- _Items_
+---+

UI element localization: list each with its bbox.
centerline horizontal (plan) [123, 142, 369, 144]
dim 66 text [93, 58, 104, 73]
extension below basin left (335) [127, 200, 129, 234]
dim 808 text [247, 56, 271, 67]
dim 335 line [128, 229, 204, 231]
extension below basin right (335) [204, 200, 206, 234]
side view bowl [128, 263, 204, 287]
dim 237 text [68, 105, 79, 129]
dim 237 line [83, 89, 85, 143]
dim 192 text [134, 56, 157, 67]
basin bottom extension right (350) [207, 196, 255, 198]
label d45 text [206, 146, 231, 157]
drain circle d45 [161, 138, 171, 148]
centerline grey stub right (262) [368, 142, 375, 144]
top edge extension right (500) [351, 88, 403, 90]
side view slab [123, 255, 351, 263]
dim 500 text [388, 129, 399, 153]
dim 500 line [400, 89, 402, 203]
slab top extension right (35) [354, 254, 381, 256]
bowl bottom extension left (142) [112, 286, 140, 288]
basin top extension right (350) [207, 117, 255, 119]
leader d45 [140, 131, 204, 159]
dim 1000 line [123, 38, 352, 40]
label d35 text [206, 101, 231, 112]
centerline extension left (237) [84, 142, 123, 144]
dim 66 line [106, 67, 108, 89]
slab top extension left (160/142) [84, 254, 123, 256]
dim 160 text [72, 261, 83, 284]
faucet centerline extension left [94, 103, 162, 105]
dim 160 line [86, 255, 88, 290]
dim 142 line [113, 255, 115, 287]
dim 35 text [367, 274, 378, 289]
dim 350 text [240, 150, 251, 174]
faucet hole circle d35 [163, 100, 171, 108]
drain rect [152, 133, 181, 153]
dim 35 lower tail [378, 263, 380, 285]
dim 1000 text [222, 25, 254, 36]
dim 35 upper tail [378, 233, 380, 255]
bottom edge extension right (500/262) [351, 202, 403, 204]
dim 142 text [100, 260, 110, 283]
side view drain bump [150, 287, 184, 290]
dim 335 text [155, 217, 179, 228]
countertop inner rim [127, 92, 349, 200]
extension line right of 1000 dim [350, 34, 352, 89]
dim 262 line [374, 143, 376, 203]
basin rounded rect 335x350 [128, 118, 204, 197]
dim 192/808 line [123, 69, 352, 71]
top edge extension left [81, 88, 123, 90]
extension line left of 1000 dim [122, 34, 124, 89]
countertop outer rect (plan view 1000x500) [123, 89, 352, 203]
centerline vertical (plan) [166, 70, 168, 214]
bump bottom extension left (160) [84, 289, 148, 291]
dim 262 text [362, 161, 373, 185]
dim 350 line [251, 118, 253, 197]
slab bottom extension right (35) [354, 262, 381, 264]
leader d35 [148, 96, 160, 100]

+---+

- _Direction_
Output the material unchanged, beginning with its first line and continuing through the line with "side view drain bump [150, 287, 184, 290]", including both of those lines and nothing past them.

- _Response below_
UI element localization: list each with its bbox.
centerline horizontal (plan) [123, 142, 369, 144]
dim 66 text [93, 58, 104, 73]
extension below basin left (335) [127, 200, 129, 234]
dim 808 text [247, 56, 271, 67]
dim 335 line [128, 229, 204, 231]
extension below basin right (335) [204, 200, 206, 234]
side view bowl [128, 263, 204, 287]
dim 237 text [68, 105, 79, 129]
dim 237 line [83, 89, 85, 143]
dim 192 text [134, 56, 157, 67]
basin bottom extension right (350) [207, 196, 255, 198]
label d45 text [206, 146, 231, 157]
drain circle d45 [161, 138, 171, 148]
centerline grey stub right (262) [368, 142, 375, 144]
top edge extension right (500) [351, 88, 403, 90]
side view slab [123, 255, 351, 263]
dim 500 text [388, 129, 399, 153]
dim 500 line [400, 89, 402, 203]
slab top extension right (35) [354, 254, 381, 256]
bowl bottom extension left (142) [112, 286, 140, 288]
basin top extension right (350) [207, 117, 255, 119]
leader d45 [140, 131, 204, 159]
dim 1000 line [123, 38, 352, 40]
label d35 text [206, 101, 231, 112]
centerline extension left (237) [84, 142, 123, 144]
dim 66 line [106, 67, 108, 89]
slab top extension left (160/142) [84, 254, 123, 256]
dim 160 text [72, 261, 83, 284]
faucet centerline extension left [94, 103, 162, 105]
dim 160 line [86, 255, 88, 290]
dim 142 line [113, 255, 115, 287]
dim 35 text [367, 274, 378, 289]
dim 350 text [240, 150, 251, 174]
faucet hole circle d35 [163, 100, 171, 108]
drain rect [152, 133, 181, 153]
dim 35 lower tail [378, 263, 380, 285]
dim 1000 text [222, 25, 254, 36]
dim 35 upper tail [378, 233, 380, 255]
bottom edge extension right (500/262) [351, 202, 403, 204]
dim 142 text [100, 260, 110, 283]
side view drain bump [150, 287, 184, 290]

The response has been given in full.